* _Required work_: Output every record below exactly as it appears.

* _Task inputs_:
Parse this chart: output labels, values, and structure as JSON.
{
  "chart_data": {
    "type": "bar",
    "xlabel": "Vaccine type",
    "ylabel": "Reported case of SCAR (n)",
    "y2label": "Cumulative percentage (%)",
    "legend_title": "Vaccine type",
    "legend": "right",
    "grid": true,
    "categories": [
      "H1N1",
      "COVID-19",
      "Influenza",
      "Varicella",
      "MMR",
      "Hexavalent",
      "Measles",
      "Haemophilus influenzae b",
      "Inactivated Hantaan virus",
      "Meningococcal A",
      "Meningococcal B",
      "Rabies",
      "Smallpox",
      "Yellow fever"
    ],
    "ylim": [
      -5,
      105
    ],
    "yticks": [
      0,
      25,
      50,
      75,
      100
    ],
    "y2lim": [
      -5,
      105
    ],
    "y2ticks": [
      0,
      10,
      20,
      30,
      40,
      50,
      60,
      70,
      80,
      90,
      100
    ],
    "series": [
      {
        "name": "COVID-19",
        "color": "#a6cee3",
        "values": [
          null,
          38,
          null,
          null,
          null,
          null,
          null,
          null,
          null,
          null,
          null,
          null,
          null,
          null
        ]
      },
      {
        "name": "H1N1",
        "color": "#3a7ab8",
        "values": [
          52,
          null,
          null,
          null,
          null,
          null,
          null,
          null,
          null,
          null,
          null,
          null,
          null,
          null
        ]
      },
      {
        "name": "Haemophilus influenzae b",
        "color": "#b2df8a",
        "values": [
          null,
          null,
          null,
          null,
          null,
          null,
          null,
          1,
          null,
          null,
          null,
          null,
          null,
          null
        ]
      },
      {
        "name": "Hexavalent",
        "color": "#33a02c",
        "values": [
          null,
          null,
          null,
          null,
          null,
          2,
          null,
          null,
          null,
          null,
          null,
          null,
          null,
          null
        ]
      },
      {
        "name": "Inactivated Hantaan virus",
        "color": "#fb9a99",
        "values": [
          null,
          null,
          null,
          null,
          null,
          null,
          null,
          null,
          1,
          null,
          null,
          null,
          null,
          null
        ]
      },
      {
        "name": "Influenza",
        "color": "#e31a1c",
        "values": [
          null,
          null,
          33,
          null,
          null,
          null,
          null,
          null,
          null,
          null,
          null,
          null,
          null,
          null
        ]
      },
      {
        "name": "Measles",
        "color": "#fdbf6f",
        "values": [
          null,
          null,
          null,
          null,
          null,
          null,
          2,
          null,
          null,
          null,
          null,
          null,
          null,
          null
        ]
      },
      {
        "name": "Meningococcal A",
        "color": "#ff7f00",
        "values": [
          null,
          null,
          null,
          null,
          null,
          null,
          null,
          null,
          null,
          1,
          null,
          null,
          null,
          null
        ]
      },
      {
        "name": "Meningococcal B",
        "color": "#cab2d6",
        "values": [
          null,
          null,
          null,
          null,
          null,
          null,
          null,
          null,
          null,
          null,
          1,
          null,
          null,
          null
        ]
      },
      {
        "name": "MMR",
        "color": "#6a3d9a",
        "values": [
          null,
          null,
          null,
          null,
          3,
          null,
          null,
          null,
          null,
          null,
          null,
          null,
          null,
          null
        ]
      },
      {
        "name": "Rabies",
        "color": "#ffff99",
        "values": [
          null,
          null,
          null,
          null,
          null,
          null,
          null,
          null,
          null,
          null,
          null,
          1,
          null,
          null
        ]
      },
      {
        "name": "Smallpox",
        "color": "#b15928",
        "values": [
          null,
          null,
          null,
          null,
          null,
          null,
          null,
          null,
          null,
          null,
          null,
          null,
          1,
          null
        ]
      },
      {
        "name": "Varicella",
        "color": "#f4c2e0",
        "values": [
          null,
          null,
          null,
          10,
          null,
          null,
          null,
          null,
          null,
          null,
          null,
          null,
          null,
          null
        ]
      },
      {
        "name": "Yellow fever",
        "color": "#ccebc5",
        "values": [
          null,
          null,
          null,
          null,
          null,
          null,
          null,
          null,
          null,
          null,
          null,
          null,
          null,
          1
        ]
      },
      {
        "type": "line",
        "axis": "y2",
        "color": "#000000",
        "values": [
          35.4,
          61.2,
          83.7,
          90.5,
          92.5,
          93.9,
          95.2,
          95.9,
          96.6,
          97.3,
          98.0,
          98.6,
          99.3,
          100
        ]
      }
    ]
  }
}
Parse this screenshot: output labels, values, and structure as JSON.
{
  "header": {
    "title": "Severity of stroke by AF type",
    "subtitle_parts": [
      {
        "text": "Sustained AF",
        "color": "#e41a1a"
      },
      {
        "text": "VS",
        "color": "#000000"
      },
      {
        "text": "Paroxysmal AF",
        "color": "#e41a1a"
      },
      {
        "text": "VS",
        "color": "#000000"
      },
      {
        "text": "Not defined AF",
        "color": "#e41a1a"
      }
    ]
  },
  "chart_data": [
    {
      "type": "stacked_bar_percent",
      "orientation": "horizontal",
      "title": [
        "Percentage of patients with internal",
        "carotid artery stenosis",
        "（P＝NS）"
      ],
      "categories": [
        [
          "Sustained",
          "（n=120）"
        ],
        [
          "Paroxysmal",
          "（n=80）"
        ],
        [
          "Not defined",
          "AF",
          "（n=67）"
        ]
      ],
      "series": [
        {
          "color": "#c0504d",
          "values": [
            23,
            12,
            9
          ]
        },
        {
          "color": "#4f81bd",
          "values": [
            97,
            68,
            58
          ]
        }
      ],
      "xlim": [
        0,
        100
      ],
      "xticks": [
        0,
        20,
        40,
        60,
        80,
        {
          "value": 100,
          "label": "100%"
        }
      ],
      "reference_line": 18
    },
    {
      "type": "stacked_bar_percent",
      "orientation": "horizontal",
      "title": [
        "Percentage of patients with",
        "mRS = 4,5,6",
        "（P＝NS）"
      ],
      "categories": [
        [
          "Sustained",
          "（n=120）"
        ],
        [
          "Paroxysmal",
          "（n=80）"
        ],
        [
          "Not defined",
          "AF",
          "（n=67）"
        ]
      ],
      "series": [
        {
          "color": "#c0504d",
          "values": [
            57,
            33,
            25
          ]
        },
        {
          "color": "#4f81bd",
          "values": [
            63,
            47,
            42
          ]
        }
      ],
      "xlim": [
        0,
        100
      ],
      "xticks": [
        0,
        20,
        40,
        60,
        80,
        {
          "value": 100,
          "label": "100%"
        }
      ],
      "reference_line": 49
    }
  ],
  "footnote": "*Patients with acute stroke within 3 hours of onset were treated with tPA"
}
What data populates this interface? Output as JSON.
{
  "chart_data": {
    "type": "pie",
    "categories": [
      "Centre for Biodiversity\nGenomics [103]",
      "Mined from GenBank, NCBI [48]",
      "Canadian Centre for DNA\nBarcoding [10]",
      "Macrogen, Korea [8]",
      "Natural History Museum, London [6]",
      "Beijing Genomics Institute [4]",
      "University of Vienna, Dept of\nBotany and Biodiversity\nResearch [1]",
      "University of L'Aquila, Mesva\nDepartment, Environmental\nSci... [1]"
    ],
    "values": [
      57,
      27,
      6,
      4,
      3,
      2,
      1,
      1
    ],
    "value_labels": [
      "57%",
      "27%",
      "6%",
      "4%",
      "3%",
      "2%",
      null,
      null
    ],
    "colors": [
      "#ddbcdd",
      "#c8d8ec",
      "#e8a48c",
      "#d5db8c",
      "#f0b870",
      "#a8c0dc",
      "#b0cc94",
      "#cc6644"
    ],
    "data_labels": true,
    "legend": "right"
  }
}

* _Answer section_:
Parse this chart: output labels, values, and structure as JSON.
{
  "chart_data": {
    "type": "bar",
    "xlabel": "Vaccine type",
    "ylabel": "Reported case of SCAR (n)",
    "y2label": "Cumulative percentage (%)",
    "legend_title": "Vaccine type",
    "legend": "right",
    "grid": true,
    "categories": [
      "H1N1",
      "COVID-19",
      "Influenza",
      "Varicella",
      "MMR",
      "Hexavalent",
      "Measles",
      "Haemophilus influenzae b",
      "Inactivated Hantaan virus",
      "Meningococcal A",
      "Meningococcal B",
      "Rabies",
      "Smallpox",
      "Yellow fever"
    ],
    "ylim": [
      -5,
      105
    ],
    "yticks": [
      0,
      25,
      50,
      75,
      100
    ],
    "y2lim": [
      -5,
      105
    ],
    "y2ticks": [
      0,
      10,
      20,
      30,
      40,
      50,
      60,
      70,
      80,
      90,
      100
    ],
    "series": [
      {
        "name": "COVID-19",
        "color": "#a6cee3",
        "values": [
          null,
          38,
          null,
          null,
          null,
          null,
          null,
          null,
          null,
          null,
          null,
          null,
          null,
          null
        ]
      },
      {
        "name": "H1N1",
        "color": "#3a7ab8",
        "values": [
          52,
          null,
          null,
          null,
          null,
          null,
          null,
          null,
          null,
          null,
          null,
          null,
          null,
          null
        ]
      },
      {
        "name": "Haemophilus influenzae b",
        "color": "#b2df8a",
        "values": [
          null,
          null,
          null,
          null,
          null,
          null,
          null,
          1,
          null,
          null,
          null,
          null,
          null,
          null
        ]
      },
      {
        "name": "Hexavalent",
        "color": "#33a02c",
        "values": [
          null,
          null,
          null,
          null,
          null,
          2,
          null,
          null,
          null,
          null,
          null,
          null,
          null,
          null
        ]
      },
      {
        "name": "Inactivated Hantaan virus",
        "color": "#fb9a99",
        "values": [
          null,
          null,
          null,
          null,
          null,
          null,
          null,
          null,
          1,
          null,
          null,
          null,
          null,
          null
        ]
      },
      {
        "name": "Influenza",
        "color": "#e31a1c",
        "values": [
          null,
          null,
          33,
          null,
          null,
          null,
          null,
          null,
          null,
          null,
          null,
          null,
          null,
          null
        ]
      },
      {
        "name": "Measles",
        "color": "#fdbf6f",
        "values": [
          null,
          null,
          null,
          null,
          null,
          null,
          2,
          null,
          null,
          null,
          null,
          null,
          null,
          null
        ]
      },
      {
        "name": "Meningococcal A",
        "color": "#ff7f00",
        "values": [
          null,
          null,
          null,
          null,
          null,
          null,
          null,
          null,
          null,
          1,
          null,
          null,
          null,
          null
        ]
      },
      {
        "name": "Meningococcal B",
        "color": "#cab2d6",
        "values": [
          null,
          null,
          null,
          null,
          null,
          null,
          null,
          null,
          null,
          null,
          1,
          null,
          null,
          null
        ]
      },
      {
        "name": "MMR",
        "color": "#6a3d9a",
        "values": [
          null,
          null,
          null,
          null,
          3,
          null,
          null,
          null,
          null,
          null,
          null,
          null,
          null,
          null
        ]
      },
      {
        "name": "Rabies",
        "color": "#ffff99",
        "values": [
          null,
          null,
          null,
          null,
          null,
          null,
          null,
          null,
          null,
          null,
          null,
          1,
          null,
          null
        ]
      },
      {
        "name": "Smallpox",
        "color": "#b15928",
        "values": [
          null,
          null,
          null,
          null,
          null,
          null,
          null,
          null,
          null,
          null,
          null,
          null,
          1,
          null
        ]
      },
      {
        "name": "Varicella",
        "color": "#f4c2e0",
        "values": [
          null,
          null,
          null,
          10,
          null,
          null,
          null,
          null,
          null,
          null,
          null,
          null,
          null,
          null
        ]
      },
      {
        "name": "Yellow fever",
        "color": "#ccebc5",
        "values": [
          null,
          null,
          null,
          null,
          null,
          null,
          null,
          null,
          null,
          null,
          null,
          null,
          null,
          1
        ]
      },
      {
        "type": "line",
        "axis": "y2",
        "color": "#000000",
        "values": [
          35.4,
          61.2,
          83.7,
          90.5,
          92.5,
          93.9,
          95.2,
          95.9,
          96.6,
          97.3,
          98.0,
          98.6,
          99.3,
          100
        ]
      }
    ]
  }
}
Parse this screenshot: output labels, values, and structure as JSON.
{
  "header": {
    "title": "Severity of stroke by AF type",
    "subtitle_parts": [
      {
        "text": "Sustained AF",
        "color": "#e41a1a"
      },
      {
        "text": "VS",
        "color": "#000000"
      },
      {
        "text": "Paroxysmal AF",
        "color": "#e41a1a"
      },
      {
        "text": "VS",
        "color": "#000000"
      },
      {
        "text": "Not defined AF",
        "color": "#e41a1a"
      }
    ]
  },
  "chart_data": [
    {
      "type": "stacked_bar_percent",
      "orientation": "horizontal",
      "title": [
        "Percentage of patients with internal",
        "carotid artery stenosis",
        "（P＝NS）"
      ],
      "categories": [
        [
          "Sustained",
          "（n=120）"
        ],
        [
          "Paroxysmal",
          "（n=80）"
        ],
        [
          "Not defined",
          "AF",
          "（n=67）"
        ]
      ],
      "series": [
        {
          "color": "#c0504d",
          "values": [
            23,
            12,
            9
          ]
        },
        {
          "color": "#4f81bd",
          "values": [
            97,
            68,
            58
          ]
        }
      ],
      "xlim": [
        0,
        100
      ],
      "xticks": [
        0,
        20,
        40,
        60,
        80,
        {
          "value": 100,
          "label": "100%"
        }
      ],
      "reference_line": 18
    },
    {
      "type": "stacked_bar_percent",
      "orientation": "horizontal",
      "title": [
        "Percentage of patients with",
        "mRS = 4,5,6",
        "（P＝NS）"
      ],
      "categories": [
        [
          "Sustained",
          "（n=120）"
        ],
        [
          "Paroxysmal",
          "（n=80）"
        ],
        [
          "Not defined",
          "AF",
          "（n=67）"
        ]
      ],
      "series": [
        {
          "color": "#c0504d",
          "values": [
            57,
            33,
            25
          ]
        },
        {
          "color": "#4f81bd",
          "values": [
            63,
            47,
            42
          ]
        }
      ],
      "xlim": [
        0,
        100
      ],
      "xticks": [
        0,
        20,
        40,
        60,
        80,
        {
          "value": 100,
          "label": "100%"
        }
      ],
      "reference_line": 49
    }
  ],
  "footnote": "*Patients with acute stroke within 3 hours of onset were treated with tPA"
}
What data populates this interface? Output as JSON.
{
  "chart_data": {
    "type": "pie",
    "categories": [
      "Centre for Biodiversity\nGenomics [103]",
      "Mined from GenBank, NCBI [48]",
      "Canadian Centre for DNA\nBarcoding [10]",
      "Macrogen, Korea [8]",
      "Natural History Museum, London [6]",
      "Beijing Genomics Institute [4]",
      "University of Vienna, Dept of\nBotany and Biodiversity\nResearch [1]",
      "University of L'Aquila, Mesva\nDepartment, Environmental\nSci... [1]"
    ],
    "values": [
      57,
      27,
      6,
      4,
      3,
      2,
      1,
      1
    ],
    "value_labels": [
      "57%",
      "27%",
      "6%",
      "4%",
      "3%",
      "2%",
      null,
      null
    ],
    "colors": [
      "#ddbcdd",
      "#c8d8ec",
      "#e8a48c",
      "#d5db8c",
      "#f0b870",
      "#a8c0dc",
      "#b0cc94",
      "#cc6644"
    ],
    "data_labels": true,
    "legend": "right"
  }
}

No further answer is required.